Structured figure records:
=======

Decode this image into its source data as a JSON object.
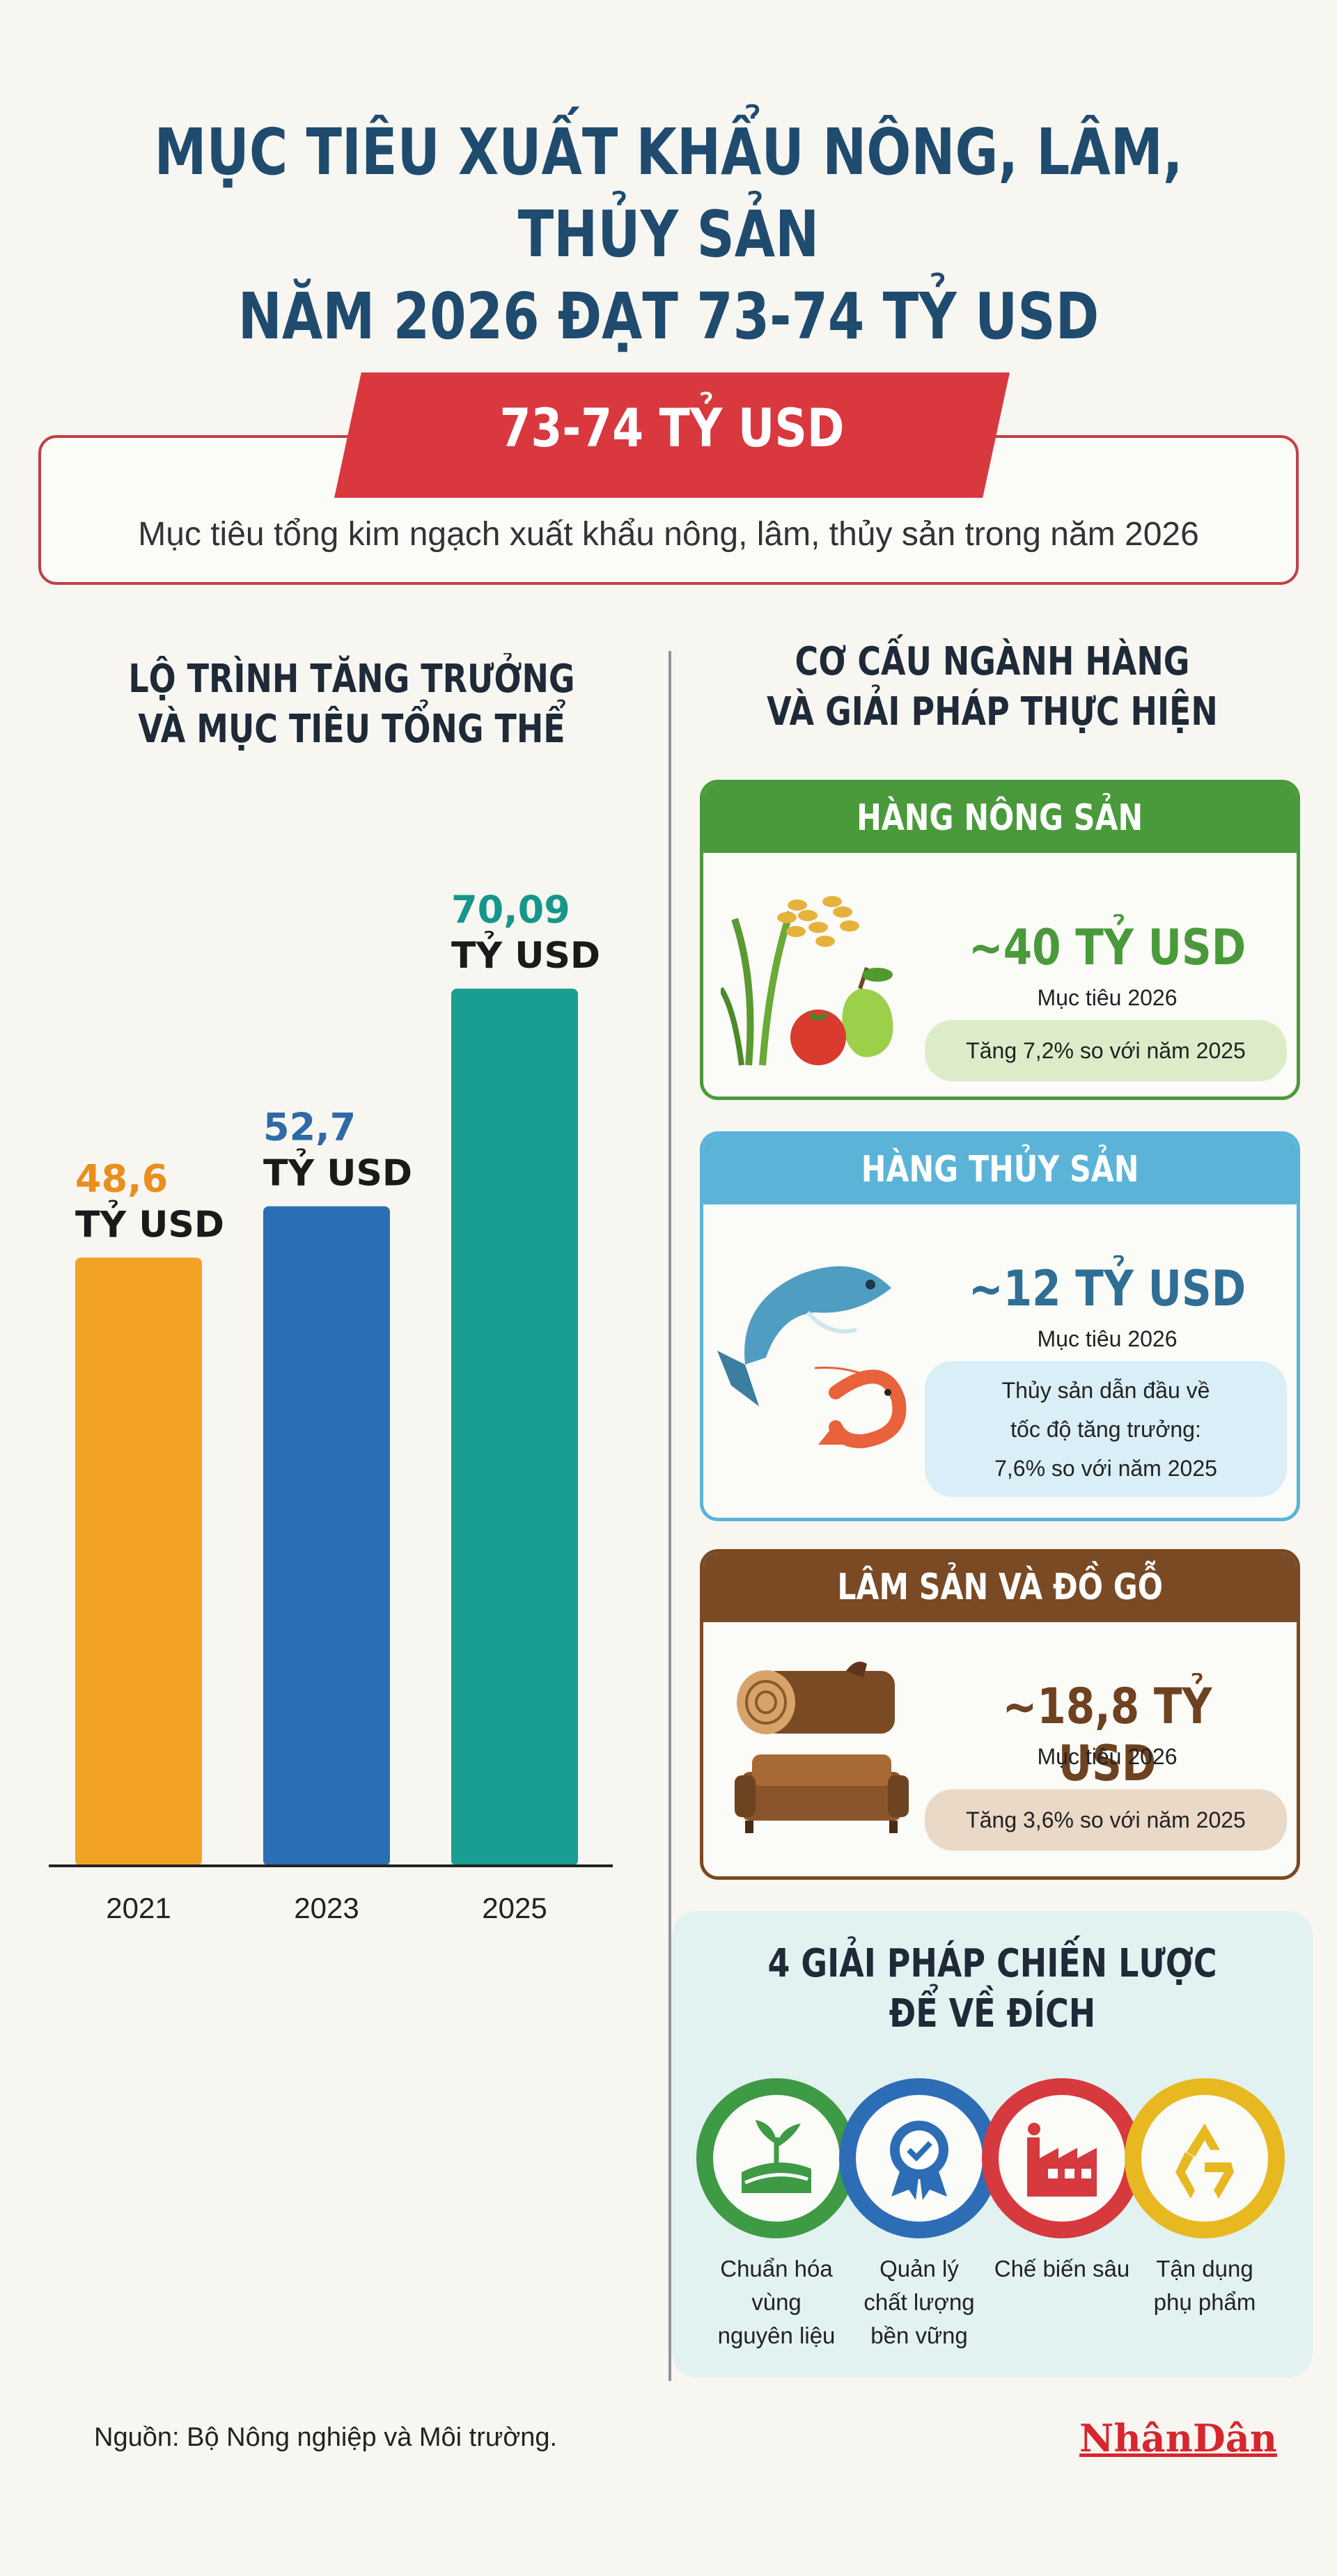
{
  "title_line1": "MỤC TIÊU XUẤT KHẨU NÔNG, LÂM, THỦY SẢN",
  "title_line2": "NĂM 2026 ĐẠT 73-74 TỶ USD",
  "target": {
    "value": "73-74 TỶ USD",
    "description": "Mục tiêu tổng kim ngạch xuất khẩu nông, lâm, thủy sản trong năm 2026"
  },
  "left_section": {
    "title_line1": "LỘ TRÌNH TĂNG TRƯỞNG",
    "title_line2": "VÀ MỤC TIÊU TỔNG THỂ"
  },
  "chart_data": {
    "type": "bar",
    "categories": [
      "2021",
      "2023",
      "2025"
    ],
    "values": [
      48.6,
      52.7,
      70.09
    ],
    "value_labels": [
      "48,6",
      "52,7",
      "70,09"
    ],
    "unit_label": "TỶ USD",
    "colors": [
      "#f2a324",
      "#2a6fb3",
      "#1a9e92"
    ],
    "value_colors": [
      "#e88f1e",
      "#2f6aa8",
      "#16968a"
    ],
    "ylim": [
      0,
      70.09
    ],
    "grid": false,
    "title": "",
    "xlabel": "",
    "ylabel": ""
  },
  "right_section": {
    "title_line1": "CƠ CẤU NGÀNH HÀNG",
    "title_line2": "VÀ GIẢI PHÁP THỰC HIỆN"
  },
  "cards": [
    {
      "header": "HÀNG NÔNG SẢN",
      "value": "~40 TỶ USD",
      "sub": "Mục tiêu 2026",
      "note_lines": [
        "Tăng 7,2% so với năm 2025"
      ],
      "color": "#4a9a3b",
      "icon": "rice-fruit-icon"
    },
    {
      "header": "HÀNG THỦY SẢN",
      "value": "~12 TỶ USD",
      "sub": "Mục tiêu 2026",
      "note_lines": [
        "Thủy sản dẫn đầu về",
        "tốc độ tăng trưởng:",
        "7,6% so với năm 2025"
      ],
      "color": "#5bb4d8",
      "value_color": "#2f6e95",
      "icon": "fish-shrimp-icon"
    },
    {
      "header": "LÂM SẢN VÀ ĐỒ GỖ",
      "value": "~18,8 TỶ USD",
      "sub": "Mục tiêu 2026",
      "note_lines": [
        "Tăng 3,6% so với năm 2025"
      ],
      "color": "#7a4a24",
      "icon": "log-sofa-icon"
    }
  ],
  "solutions": {
    "title_line1": "4 GIẢI PHÁP CHIẾN LƯỢC",
    "title_line2": "ĐỂ VỀ ĐÍCH",
    "items": [
      {
        "label_lines": [
          "Chuẩn hóa",
          "vùng",
          "nguyên liệu"
        ],
        "color": "#3e9a45",
        "icon": "field-sprout-icon"
      },
      {
        "label_lines": [
          "Quản lý",
          "chất lượng",
          "bền vững"
        ],
        "color": "#2d6db5",
        "icon": "quality-badge-icon"
      },
      {
        "label_lines": [
          "Chế biến sâu"
        ],
        "color": "#d6393e",
        "icon": "factory-icon"
      },
      {
        "label_lines": [
          "Tận dụng",
          "phụ phẩm"
        ],
        "color": "#e8b820",
        "icon": "recycle-icon"
      }
    ]
  },
  "source": "Nguồn: Bộ Nông nghiệp và Môi trường.",
  "logo": "NhânDân"
}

=======

What to do: All of the entries above should be duplicated exactly, except for the pictures.

Output of the task:
Decode this image into its source data as a JSON object.
{
  "title_line1": "MỤC TIÊU XUẤT KHẨU NÔNG, LÂM, THỦY SẢN",
  "title_line2": "NĂM 2026 ĐẠT 73-74 TỶ USD",
  "target": {
    "value": "73-74 TỶ USD",
    "description": "Mục tiêu tổng kim ngạch xuất khẩu nông, lâm, thủy sản trong năm 2026"
  },
  "left_section": {
    "title_line1": "LỘ TRÌNH TĂNG TRƯỞNG",
    "title_line2": "VÀ MỤC TIÊU TỔNG THỂ"
  },
  "chart_data": {
    "type": "bar",
    "categories": [
      "2021",
      "2023",
      "2025"
    ],
    "values": [
      48.6,
      52.7,
      70.09
    ],
    "value_labels": [
      "48,6",
      "52,7",
      "70,09"
    ],
    "unit_label": "TỶ USD",
    "colors": [
      "#f2a324",
      "#2a6fb3",
      "#1a9e92"
    ],
    "value_colors": [
      "#e88f1e",
      "#2f6aa8",
      "#16968a"
    ],
    "ylim": [
      0,
      70.09
    ],
    "grid": false,
    "title": "",
    "xlabel": "",
    "ylabel": ""
  },
  "right_section": {
    "title_line1": "CƠ CẤU NGÀNH HÀNG",
    "title_line2": "VÀ GIẢI PHÁP THỰC HIỆN"
  },
  "cards": [
    {
      "header": "HÀNG NÔNG SẢN",
      "value": "~40 TỶ USD",
      "sub": "Mục tiêu 2026",
      "note_lines": [
        "Tăng 7,2% so với năm 2025"
      ],
      "color": "#4a9a3b",
      "icon": "rice-fruit-icon"
    },
    {
      "header": "HÀNG THỦY SẢN",
      "value": "~12 TỶ USD",
      "sub": "Mục tiêu 2026",
      "note_lines": [
        "Thủy sản dẫn đầu về",
        "tốc độ tăng trưởng:",
        "7,6% so với năm 2025"
      ],
      "color": "#5bb4d8",
      "value_color": "#2f6e95",
      "icon": "fish-shrimp-icon"
    },
    {
      "header": "LÂM SẢN VÀ ĐỒ GỖ",
      "value": "~18,8 TỶ USD",
      "sub": "Mục tiêu 2026",
      "note_lines": [
        "Tăng 3,6% so với năm 2025"
      ],
      "color": "#7a4a24",
      "icon": "log-sofa-icon"
    }
  ],
  "solutions": {
    "title_line1": "4 GIẢI PHÁP CHIẾN LƯỢC",
    "title_line2": "ĐỂ VỀ ĐÍCH",
    "items": [
      {
        "label_lines": [
          "Chuẩn hóa",
          "vùng",
          "nguyên liệu"
        ],
        "color": "#3e9a45",
        "icon": "field-sprout-icon"
      },
      {
        "label_lines": [
          "Quản lý",
          "chất lượng",
          "bền vững"
        ],
        "color": "#2d6db5",
        "icon": "quality-badge-icon"
      },
      {
        "label_lines": [
          "Chế biến sâu"
        ],
        "color": "#d6393e",
        "icon": "factory-icon"
      },
      {
        "label_lines": [
          "Tận dụng",
          "phụ phẩm"
        ],
        "color": "#e8b820",
        "icon": "recycle-icon"
      }
    ]
  },
  "source": "Nguồn: Bộ Nông nghiệp và Môi trường.",
  "logo": "NhânDân"
}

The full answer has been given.